Each line containing the word "Республике" must be reported.

····················

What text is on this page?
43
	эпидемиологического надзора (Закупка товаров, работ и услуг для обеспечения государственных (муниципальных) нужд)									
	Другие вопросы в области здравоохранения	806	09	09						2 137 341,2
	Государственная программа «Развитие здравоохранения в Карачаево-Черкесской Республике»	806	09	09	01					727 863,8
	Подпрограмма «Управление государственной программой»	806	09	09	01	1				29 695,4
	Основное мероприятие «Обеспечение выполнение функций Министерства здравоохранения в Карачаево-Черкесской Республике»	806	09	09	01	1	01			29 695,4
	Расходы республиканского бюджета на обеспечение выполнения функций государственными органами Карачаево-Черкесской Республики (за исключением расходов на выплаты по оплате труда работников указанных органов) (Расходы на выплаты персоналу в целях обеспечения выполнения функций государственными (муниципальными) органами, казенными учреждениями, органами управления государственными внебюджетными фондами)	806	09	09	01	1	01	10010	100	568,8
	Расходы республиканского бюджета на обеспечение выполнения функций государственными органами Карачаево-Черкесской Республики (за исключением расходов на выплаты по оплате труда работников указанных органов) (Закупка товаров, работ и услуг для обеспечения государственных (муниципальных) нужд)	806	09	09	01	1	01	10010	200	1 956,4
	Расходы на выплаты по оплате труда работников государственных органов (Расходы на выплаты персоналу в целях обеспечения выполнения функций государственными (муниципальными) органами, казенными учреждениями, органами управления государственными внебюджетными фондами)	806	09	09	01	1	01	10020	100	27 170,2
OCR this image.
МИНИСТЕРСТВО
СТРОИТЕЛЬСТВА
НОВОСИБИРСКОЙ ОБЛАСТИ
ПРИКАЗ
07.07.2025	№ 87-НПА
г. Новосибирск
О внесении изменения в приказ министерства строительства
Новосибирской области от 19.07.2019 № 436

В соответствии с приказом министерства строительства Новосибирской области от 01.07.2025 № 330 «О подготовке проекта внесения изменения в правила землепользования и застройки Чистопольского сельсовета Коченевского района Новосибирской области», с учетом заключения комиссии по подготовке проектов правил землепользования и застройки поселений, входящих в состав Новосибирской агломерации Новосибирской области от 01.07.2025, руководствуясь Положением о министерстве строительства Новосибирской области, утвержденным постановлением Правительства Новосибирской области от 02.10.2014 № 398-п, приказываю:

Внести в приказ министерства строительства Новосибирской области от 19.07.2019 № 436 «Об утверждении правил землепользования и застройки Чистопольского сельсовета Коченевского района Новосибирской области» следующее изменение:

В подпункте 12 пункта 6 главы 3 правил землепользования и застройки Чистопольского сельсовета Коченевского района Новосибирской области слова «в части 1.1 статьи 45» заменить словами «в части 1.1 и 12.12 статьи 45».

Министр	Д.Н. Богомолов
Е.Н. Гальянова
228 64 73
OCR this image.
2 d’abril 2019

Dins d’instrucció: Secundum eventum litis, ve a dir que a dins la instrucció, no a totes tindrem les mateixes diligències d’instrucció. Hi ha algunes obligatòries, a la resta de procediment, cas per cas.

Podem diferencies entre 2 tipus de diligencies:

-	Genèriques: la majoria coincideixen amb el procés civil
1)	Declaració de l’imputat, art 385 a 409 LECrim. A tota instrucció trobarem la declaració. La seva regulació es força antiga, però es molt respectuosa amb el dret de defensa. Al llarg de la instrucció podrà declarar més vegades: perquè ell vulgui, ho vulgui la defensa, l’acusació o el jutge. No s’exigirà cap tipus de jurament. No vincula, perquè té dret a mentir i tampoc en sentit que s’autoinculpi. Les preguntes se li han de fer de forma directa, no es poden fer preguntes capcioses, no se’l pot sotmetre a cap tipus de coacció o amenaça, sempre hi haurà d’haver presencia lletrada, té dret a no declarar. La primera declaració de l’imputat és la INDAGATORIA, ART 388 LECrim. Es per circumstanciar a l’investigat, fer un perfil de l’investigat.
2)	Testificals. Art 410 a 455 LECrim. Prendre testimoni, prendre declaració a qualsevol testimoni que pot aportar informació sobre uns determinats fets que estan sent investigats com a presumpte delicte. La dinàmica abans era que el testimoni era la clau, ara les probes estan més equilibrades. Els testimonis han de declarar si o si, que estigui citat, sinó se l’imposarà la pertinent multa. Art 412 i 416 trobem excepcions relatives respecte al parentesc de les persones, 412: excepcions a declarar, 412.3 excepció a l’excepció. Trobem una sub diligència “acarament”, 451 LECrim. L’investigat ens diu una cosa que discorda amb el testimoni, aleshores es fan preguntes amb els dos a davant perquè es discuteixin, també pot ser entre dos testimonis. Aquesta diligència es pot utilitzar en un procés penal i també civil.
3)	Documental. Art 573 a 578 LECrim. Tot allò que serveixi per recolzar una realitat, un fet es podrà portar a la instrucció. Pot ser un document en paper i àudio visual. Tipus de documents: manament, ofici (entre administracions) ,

····················

▶ [Task result]:
	Государственная программа «Развитие здравоохранения в Карачаево-Черкесской Республике»	806	09	09	01					727 863,8
	Основное мероприятие «Обеспечение выполнение функций Министерства здравоохранения в Карачаево-Черкесской Республике»	806	09	09	01	1	01			29 695,4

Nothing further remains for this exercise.